### [RECORDED INFORMATION]
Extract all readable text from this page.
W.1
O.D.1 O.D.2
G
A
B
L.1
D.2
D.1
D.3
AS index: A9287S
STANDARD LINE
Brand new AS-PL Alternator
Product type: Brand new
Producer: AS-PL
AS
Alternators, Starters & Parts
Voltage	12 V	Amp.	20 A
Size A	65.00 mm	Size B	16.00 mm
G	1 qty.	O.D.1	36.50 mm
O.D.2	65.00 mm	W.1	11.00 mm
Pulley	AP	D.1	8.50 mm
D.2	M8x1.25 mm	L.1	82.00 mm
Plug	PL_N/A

### [EXERCISE DETAILS]
Exactly how many lines of the listing above contain the string "Brand"? Give no more than the number.

### [OUTPUT BELOW]
2